<<<<

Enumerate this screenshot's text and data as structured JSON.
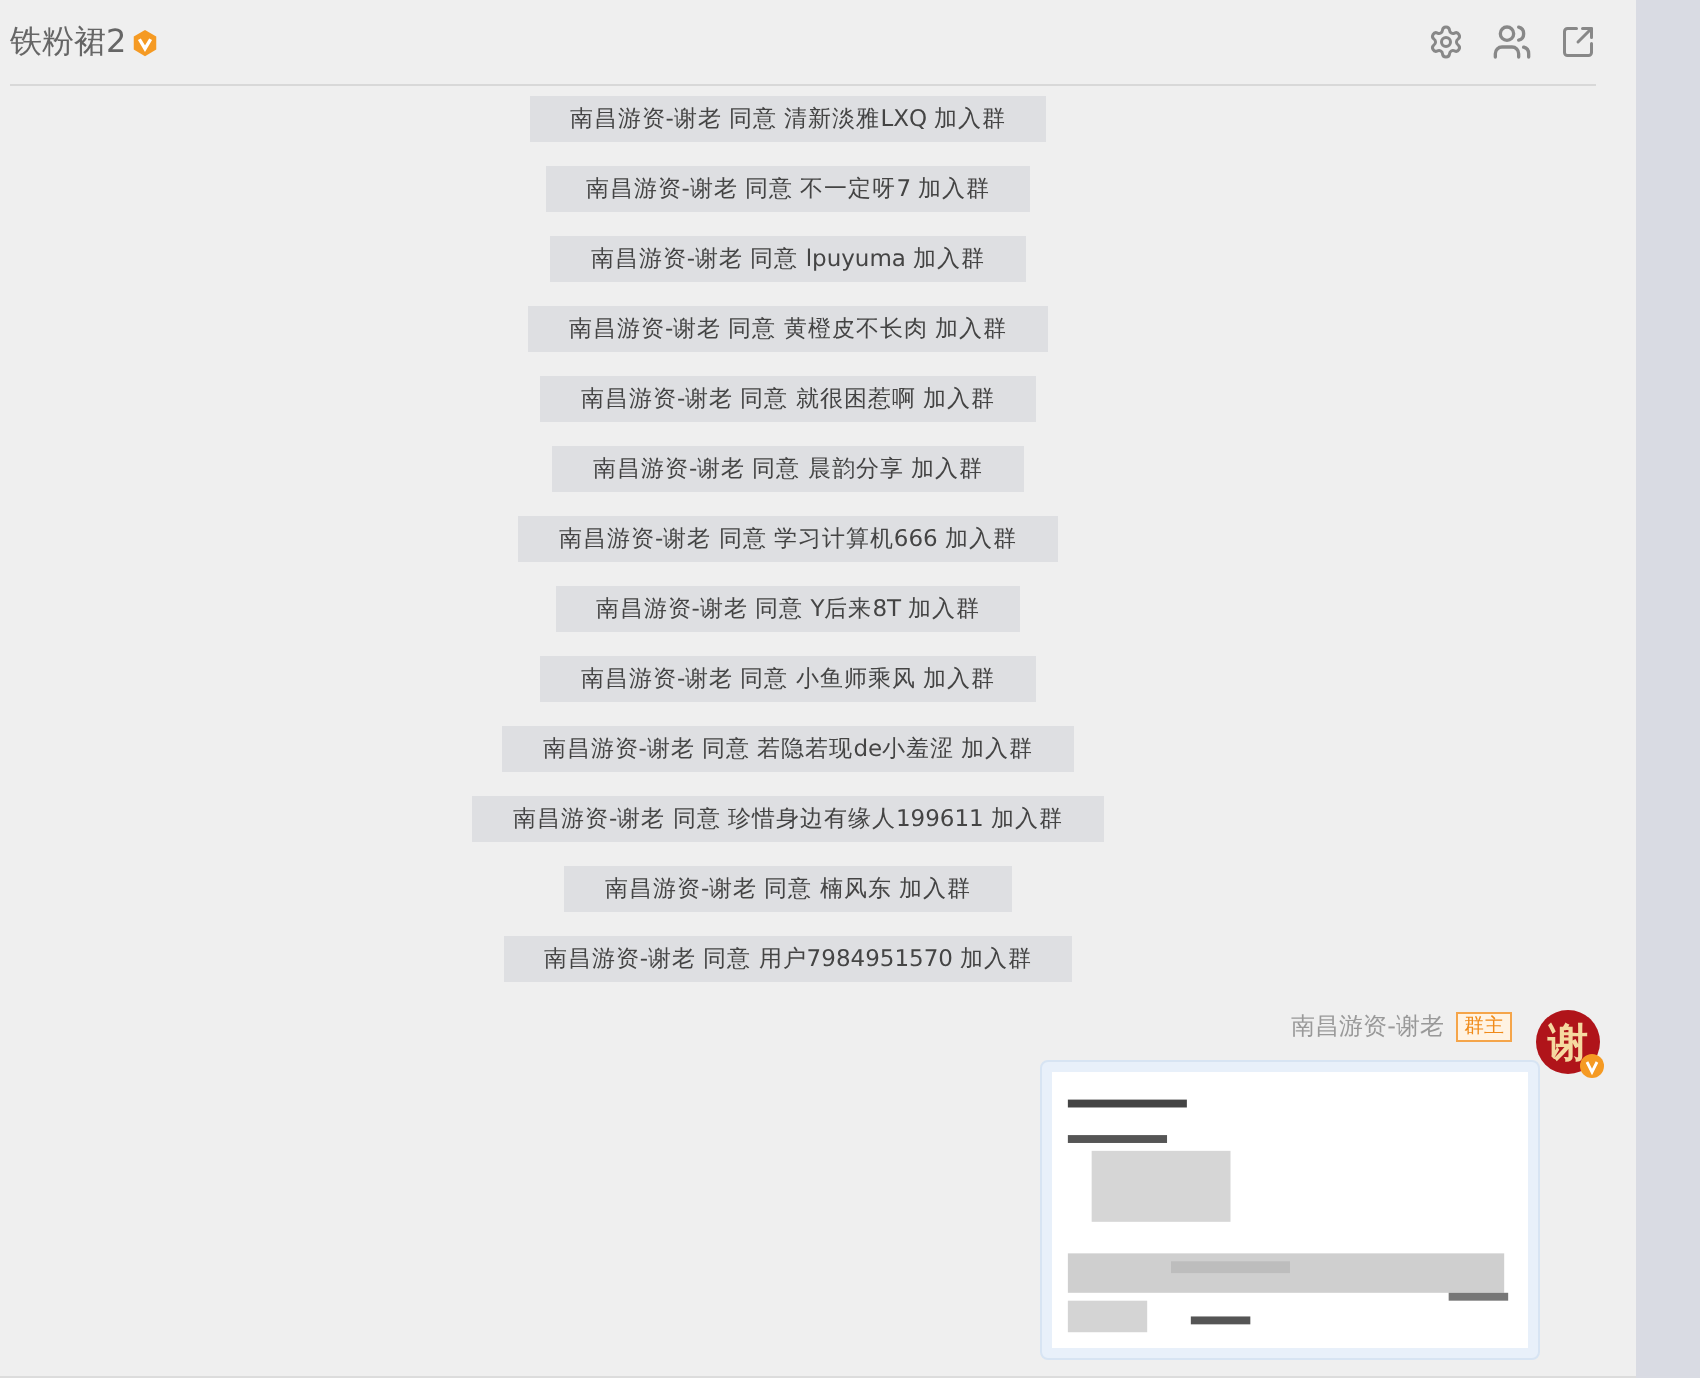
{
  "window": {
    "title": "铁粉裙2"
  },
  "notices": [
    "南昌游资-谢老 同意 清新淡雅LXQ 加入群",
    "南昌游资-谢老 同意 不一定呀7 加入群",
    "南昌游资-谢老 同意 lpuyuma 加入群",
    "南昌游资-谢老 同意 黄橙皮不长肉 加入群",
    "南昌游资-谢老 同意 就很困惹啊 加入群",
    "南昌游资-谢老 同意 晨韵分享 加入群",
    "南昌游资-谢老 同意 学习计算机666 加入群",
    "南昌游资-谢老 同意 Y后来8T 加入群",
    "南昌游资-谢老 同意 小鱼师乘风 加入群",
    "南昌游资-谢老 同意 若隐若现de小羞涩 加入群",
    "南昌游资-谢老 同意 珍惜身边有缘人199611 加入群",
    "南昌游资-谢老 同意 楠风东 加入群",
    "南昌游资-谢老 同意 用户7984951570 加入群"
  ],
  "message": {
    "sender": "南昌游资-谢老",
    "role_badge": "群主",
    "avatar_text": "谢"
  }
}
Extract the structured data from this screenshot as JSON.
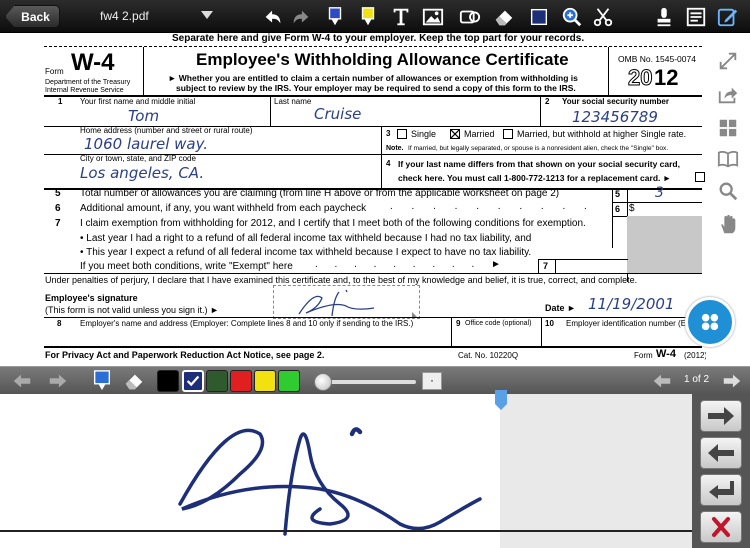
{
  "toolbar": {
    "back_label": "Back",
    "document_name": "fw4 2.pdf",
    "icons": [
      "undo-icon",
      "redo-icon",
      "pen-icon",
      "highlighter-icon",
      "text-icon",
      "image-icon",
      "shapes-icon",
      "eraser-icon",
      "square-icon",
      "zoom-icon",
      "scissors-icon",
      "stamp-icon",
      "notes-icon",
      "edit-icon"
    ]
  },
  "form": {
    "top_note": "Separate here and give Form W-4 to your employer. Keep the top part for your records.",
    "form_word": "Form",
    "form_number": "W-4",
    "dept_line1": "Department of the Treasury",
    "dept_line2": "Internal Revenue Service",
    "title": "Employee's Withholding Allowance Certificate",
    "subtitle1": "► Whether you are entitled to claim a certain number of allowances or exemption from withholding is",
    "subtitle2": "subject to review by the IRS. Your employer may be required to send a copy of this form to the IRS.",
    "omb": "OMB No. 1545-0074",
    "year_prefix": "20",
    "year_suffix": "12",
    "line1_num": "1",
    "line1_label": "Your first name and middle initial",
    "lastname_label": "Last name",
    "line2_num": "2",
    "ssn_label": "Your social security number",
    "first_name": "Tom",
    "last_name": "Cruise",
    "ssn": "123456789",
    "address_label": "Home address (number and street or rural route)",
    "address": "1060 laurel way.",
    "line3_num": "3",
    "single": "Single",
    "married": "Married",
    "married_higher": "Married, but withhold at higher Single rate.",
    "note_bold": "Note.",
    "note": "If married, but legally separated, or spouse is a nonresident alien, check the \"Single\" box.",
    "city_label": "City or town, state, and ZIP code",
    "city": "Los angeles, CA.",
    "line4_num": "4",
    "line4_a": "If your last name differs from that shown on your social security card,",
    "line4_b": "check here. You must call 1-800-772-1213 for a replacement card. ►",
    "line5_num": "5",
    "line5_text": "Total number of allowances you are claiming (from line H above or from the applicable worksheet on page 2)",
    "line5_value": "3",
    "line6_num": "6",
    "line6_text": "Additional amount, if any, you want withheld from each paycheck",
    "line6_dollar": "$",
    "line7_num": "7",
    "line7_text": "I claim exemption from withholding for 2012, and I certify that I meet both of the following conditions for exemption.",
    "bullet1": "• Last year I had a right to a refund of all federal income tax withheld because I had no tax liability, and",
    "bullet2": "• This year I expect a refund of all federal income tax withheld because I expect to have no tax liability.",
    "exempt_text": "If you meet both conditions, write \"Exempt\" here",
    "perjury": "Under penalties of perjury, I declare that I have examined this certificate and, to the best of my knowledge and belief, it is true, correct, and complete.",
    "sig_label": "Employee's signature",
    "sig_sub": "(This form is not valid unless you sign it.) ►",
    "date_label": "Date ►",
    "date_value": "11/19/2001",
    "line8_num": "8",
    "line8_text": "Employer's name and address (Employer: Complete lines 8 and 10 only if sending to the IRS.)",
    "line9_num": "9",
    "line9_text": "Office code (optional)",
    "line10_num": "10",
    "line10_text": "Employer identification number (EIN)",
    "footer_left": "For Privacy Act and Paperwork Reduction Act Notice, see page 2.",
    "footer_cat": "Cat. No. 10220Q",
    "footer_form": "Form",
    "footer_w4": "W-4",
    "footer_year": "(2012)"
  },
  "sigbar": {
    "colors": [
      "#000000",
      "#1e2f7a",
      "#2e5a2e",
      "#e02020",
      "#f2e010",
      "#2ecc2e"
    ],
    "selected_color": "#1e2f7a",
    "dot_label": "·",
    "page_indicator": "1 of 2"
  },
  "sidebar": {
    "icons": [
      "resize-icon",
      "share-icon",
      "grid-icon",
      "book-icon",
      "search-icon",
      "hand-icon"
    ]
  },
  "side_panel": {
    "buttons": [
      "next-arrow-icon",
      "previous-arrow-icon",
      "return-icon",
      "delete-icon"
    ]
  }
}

>>>>

• _STATED GOAL_: Show every line from the entries above in which "card" appears.

• _FULL ANSWER_:
    "line4_a": "If your last name differs from that shown on your social security card,",
    "line4_b": "check here. You must call 1-800-772-1213 for a replacement card. ►",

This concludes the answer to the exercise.